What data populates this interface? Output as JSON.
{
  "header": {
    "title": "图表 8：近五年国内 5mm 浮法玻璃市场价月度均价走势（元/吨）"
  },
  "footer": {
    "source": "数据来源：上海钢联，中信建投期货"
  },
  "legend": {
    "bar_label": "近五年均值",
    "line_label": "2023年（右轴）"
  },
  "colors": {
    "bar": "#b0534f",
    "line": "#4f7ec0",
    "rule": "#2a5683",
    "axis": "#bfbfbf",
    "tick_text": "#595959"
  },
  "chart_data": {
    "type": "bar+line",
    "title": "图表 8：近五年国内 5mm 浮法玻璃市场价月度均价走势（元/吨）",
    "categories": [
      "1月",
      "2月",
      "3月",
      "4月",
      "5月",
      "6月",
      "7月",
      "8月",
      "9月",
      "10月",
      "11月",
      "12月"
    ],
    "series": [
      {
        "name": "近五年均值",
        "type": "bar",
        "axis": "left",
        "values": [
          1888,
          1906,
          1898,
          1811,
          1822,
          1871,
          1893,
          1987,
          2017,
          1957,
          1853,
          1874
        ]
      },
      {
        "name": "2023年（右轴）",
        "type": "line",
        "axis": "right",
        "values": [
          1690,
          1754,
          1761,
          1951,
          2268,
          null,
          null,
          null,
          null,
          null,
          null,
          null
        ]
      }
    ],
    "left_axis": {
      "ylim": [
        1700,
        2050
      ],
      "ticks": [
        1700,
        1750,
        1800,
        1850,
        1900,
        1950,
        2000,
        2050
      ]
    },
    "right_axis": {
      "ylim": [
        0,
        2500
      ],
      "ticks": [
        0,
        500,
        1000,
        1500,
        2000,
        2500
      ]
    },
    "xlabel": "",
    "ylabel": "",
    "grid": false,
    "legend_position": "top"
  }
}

Task statement: The listing above should be transcribed in full, exactly as written.

Response:
What data populates this interface? Output as JSON.
{
  "header": {
    "title": "图表 8：近五年国内 5mm 浮法玻璃市场价月度均价走势（元/吨）"
  },
  "footer": {
    "source": "数据来源：上海钢联，中信建投期货"
  },
  "legend": {
    "bar_label": "近五年均值",
    "line_label": "2023年（右轴）"
  },
  "colors": {
    "bar": "#b0534f",
    "line": "#4f7ec0",
    "rule": "#2a5683",
    "axis": "#bfbfbf",
    "tick_text": "#595959"
  },
  "chart_data": {
    "type": "bar+line",
    "title": "图表 8：近五年国内 5mm 浮法玻璃市场价月度均价走势（元/吨）",
    "categories": [
      "1月",
      "2月",
      "3月",
      "4月",
      "5月",
      "6月",
      "7月",
      "8月",
      "9月",
      "10月",
      "11月",
      "12月"
    ],
    "series": [
      {
        "name": "近五年均值",
        "type": "bar",
        "axis": "left",
        "values": [
          1888,
          1906,
          1898,
          1811,
          1822,
          1871,
          1893,
          1987,
          2017,
          1957,
          1853,
          1874
        ]
      },
      {
        "name": "2023年（右轴）",
        "type": "line",
        "axis": "right",
        "values": [
          1690,
          1754,
          1761,
          1951,
          2268,
          null,
          null,
          null,
          null,
          null,
          null,
          null
        ]
      }
    ],
    "left_axis": {
      "ylim": [
        1700,
        2050
      ],
      "ticks": [
        1700,
        1750,
        1800,
        1850,
        1900,
        1950,
        2000,
        2050
      ]
    },
    "right_axis": {
      "ylim": [
        0,
        2500
      ],
      "ticks": [
        0,
        500,
        1000,
        1500,
        2000,
        2500
      ]
    },
    "xlabel": "",
    "ylabel": "",
    "grid": false,
    "legend_position": "top"
  }
}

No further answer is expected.